Write out each record again exactly as it stands.
=== Records for this exercise ===
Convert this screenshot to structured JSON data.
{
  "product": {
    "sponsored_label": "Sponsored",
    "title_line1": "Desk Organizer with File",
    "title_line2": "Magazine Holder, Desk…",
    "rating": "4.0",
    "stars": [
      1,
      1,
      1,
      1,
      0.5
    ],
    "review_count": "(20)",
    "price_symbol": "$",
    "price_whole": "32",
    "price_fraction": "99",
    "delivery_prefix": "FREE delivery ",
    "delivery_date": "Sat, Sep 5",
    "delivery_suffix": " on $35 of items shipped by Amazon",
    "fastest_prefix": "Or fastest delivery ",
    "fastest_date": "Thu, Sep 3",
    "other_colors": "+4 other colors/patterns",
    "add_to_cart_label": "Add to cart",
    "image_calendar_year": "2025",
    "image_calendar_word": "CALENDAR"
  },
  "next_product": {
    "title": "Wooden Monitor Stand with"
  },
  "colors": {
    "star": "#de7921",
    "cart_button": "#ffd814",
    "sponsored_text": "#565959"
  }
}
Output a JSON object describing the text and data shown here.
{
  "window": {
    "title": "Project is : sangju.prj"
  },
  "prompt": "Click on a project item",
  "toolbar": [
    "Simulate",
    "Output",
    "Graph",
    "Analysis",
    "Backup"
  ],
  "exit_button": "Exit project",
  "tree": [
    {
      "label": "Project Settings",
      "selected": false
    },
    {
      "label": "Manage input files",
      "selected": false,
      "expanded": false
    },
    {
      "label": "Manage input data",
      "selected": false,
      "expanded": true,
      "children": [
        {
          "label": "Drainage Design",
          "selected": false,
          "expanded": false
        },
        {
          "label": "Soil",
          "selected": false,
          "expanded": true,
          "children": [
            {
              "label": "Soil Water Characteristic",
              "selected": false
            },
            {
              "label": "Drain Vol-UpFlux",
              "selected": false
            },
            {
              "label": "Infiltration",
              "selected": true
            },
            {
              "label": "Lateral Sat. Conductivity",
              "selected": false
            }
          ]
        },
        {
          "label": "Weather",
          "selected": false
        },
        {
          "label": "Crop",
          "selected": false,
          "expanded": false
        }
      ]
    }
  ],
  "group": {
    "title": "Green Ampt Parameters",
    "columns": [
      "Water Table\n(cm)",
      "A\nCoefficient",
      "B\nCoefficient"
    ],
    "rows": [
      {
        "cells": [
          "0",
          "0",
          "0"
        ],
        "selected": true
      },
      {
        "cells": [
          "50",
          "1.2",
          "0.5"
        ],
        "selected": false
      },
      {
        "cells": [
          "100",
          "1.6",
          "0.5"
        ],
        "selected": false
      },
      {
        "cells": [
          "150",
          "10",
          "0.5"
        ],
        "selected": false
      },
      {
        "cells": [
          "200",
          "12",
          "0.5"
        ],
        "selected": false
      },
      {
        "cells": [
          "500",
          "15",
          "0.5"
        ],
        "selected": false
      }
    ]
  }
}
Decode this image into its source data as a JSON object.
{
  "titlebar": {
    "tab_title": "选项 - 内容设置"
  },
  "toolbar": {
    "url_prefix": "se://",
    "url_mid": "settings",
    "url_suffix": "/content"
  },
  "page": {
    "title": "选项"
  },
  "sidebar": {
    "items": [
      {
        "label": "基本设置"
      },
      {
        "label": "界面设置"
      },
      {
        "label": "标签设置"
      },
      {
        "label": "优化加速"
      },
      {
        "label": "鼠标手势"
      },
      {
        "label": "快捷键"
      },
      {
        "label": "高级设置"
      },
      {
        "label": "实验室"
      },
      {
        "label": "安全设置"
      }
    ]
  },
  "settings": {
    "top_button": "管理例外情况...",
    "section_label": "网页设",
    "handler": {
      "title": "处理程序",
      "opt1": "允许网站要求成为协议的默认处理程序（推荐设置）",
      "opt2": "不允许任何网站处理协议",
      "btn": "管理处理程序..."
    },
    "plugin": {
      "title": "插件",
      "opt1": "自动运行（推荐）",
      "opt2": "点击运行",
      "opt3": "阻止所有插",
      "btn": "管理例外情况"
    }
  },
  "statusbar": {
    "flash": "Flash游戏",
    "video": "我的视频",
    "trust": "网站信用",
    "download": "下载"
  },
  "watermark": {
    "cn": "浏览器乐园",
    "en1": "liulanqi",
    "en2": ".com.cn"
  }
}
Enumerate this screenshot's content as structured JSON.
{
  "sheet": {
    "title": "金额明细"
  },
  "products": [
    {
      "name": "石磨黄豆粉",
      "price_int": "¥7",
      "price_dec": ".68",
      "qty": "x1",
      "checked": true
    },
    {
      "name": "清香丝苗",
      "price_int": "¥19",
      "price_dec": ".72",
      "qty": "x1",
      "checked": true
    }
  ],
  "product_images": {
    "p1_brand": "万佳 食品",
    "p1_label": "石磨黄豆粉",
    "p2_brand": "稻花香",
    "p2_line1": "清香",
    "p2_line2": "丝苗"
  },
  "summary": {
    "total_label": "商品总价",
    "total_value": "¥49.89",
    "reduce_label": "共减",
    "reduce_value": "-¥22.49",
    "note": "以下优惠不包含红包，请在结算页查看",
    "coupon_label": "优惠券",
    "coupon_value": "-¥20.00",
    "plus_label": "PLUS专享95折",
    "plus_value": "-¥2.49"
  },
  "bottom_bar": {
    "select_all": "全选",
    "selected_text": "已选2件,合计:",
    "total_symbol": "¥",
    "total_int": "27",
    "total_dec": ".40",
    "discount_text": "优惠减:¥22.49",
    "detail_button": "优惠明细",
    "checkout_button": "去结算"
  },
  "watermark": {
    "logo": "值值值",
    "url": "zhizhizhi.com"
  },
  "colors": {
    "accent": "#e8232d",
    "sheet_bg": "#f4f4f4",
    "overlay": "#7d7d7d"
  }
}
===
Finished exercise:
Convert this screenshot to structured JSON data.
{
  "product": {
    "sponsored_label": "Sponsored",
    "title_line1": "Desk Organizer with File",
    "title_line2": "Magazine Holder, Desk…",
    "rating": "4.0",
    "stars": [
      1,
      1,
      1,
      1,
      0.5
    ],
    "review_count": "(20)",
    "price_symbol": "$",
    "price_whole": "32",
    "price_fraction": "99",
    "delivery_prefix": "FREE delivery ",
    "delivery_date": "Sat, Sep 5",
    "delivery_suffix": " on $35 of items shipped by Amazon",
    "fastest_prefix": "Or fastest delivery ",
    "fastest_date": "Thu, Sep 3",
    "other_colors": "+4 other colors/patterns",
    "add_to_cart_label": "Add to cart",
    "image_calendar_year": "2025",
    "image_calendar_word": "CALENDAR"
  },
  "next_product": {
    "title": "Wooden Monitor Stand with"
  },
  "colors": {
    "star": "#de7921",
    "cart_button": "#ffd814",
    "sponsored_text": "#565959"
  }
}
Output a JSON object describing the text and data shown here.
{
  "window": {
    "title": "Project is : sangju.prj"
  },
  "prompt": "Click on a project item",
  "toolbar": [
    "Simulate",
    "Output",
    "Graph",
    "Analysis",
    "Backup"
  ],
  "exit_button": "Exit project",
  "tree": [
    {
      "label": "Project Settings",
      "selected": false
    },
    {
      "label": "Manage input files",
      "selected": false,
      "expanded": false
    },
    {
      "label": "Manage input data",
      "selected": false,
      "expanded": true,
      "children": [
        {
          "label": "Drainage Design",
          "selected": false,
          "expanded": false
        },
        {
          "label": "Soil",
          "selected": false,
          "expanded": true,
          "children": [
            {
              "label": "Soil Water Characteristic",
              "selected": false
            },
            {
              "label": "Drain Vol-UpFlux",
              "selected": false
            },
            {
              "label": "Infiltration",
              "selected": true
            },
            {
              "label": "Lateral Sat. Conductivity",
              "selected": false
            }
          ]
        },
        {
          "label": "Weather",
          "selected": false
        },
        {
          "label": "Crop",
          "selected": false,
          "expanded": false
        }
      ]
    }
  ],
  "group": {
    "title": "Green Ampt Parameters",
    "columns": [
      "Water Table\n(cm)",
      "A\nCoefficient",
      "B\nCoefficient"
    ],
    "rows": [
      {
        "cells": [
          "0",
          "0",
          "0"
        ],
        "selected": true
      },
      {
        "cells": [
          "50",
          "1.2",
          "0.5"
        ],
        "selected": false
      },
      {
        "cells": [
          "100",
          "1.6",
          "0.5"
        ],
        "selected": false
      },
      {
        "cells": [
          "150",
          "10",
          "0.5"
        ],
        "selected": false
      },
      {
        "cells": [
          "200",
          "12",
          "0.5"
        ],
        "selected": false
      },
      {
        "cells": [
          "500",
          "15",
          "0.5"
        ],
        "selected": false
      }
    ]
  }
}
Decode this image into its source data as a JSON object.
{
  "titlebar": {
    "tab_title": "选项 - 内容设置"
  },
  "toolbar": {
    "url_prefix": "se://",
    "url_mid": "settings",
    "url_suffix": "/content"
  },
  "page": {
    "title": "选项"
  },
  "sidebar": {
    "items": [
      {
        "label": "基本设置"
      },
      {
        "label": "界面设置"
      },
      {
        "label": "标签设置"
      },
      {
        "label": "优化加速"
      },
      {
        "label": "鼠标手势"
      },
      {
        "label": "快捷键"
      },
      {
        "label": "高级设置"
      },
      {
        "label": "实验室"
      },
      {
        "label": "安全设置"
      }
    ]
  },
  "settings": {
    "top_button": "管理例外情况...",
    "section_label": "网页设",
    "handler": {
      "title": "处理程序",
      "opt1": "允许网站要求成为协议的默认处理程序（推荐设置）",
      "opt2": "不允许任何网站处理协议",
      "btn": "管理处理程序..."
    },
    "plugin": {
      "title": "插件",
      "opt1": "自动运行（推荐）",
      "opt2": "点击运行",
      "opt3": "阻止所有插",
      "btn": "管理例外情况"
    }
  },
  "statusbar": {
    "flash": "Flash游戏",
    "video": "我的视频",
    "trust": "网站信用",
    "download": "下载"
  },
  "watermark": {
    "cn": "浏览器乐园",
    "en1": "liulanqi",
    "en2": ".com.cn"
  }
}
Enumerate this screenshot's content as structured JSON.
{
  "sheet": {
    "title": "金额明细"
  },
  "products": [
    {
      "name": "石磨黄豆粉",
      "price_int": "¥7",
      "price_dec": ".68",
      "qty": "x1",
      "checked": true
    },
    {
      "name": "清香丝苗",
      "price_int": "¥19",
      "price_dec": ".72",
      "qty": "x1",
      "checked": true
    }
  ],
  "product_images": {
    "p1_brand": "万佳 食品",
    "p1_label": "石磨黄豆粉",
    "p2_brand": "稻花香",
    "p2_line1": "清香",
    "p2_line2": "丝苗"
  },
  "summary": {
    "total_label": "商品总价",
    "total_value": "¥49.89",
    "reduce_label": "共减",
    "reduce_value": "-¥22.49",
    "note": "以下优惠不包含红包，请在结算页查看",
    "coupon_label": "优惠券",
    "coupon_value": "-¥20.00",
    "plus_label": "PLUS专享95折",
    "plus_value": "-¥2.49"
  },
  "bottom_bar": {
    "select_all": "全选",
    "selected_text": "已选2件,合计:",
    "total_symbol": "¥",
    "total_int": "27",
    "total_dec": ".40",
    "discount_text": "优惠减:¥22.49",
    "detail_button": "优惠明细",
    "checkout_button": "去结算"
  },
  "watermark": {
    "logo": "值值值",
    "url": "zhizhizhi.com"
  },
  "colors": {
    "accent": "#e8232d",
    "sheet_bg": "#f4f4f4",
    "overlay": "#7d7d7d"
  }
}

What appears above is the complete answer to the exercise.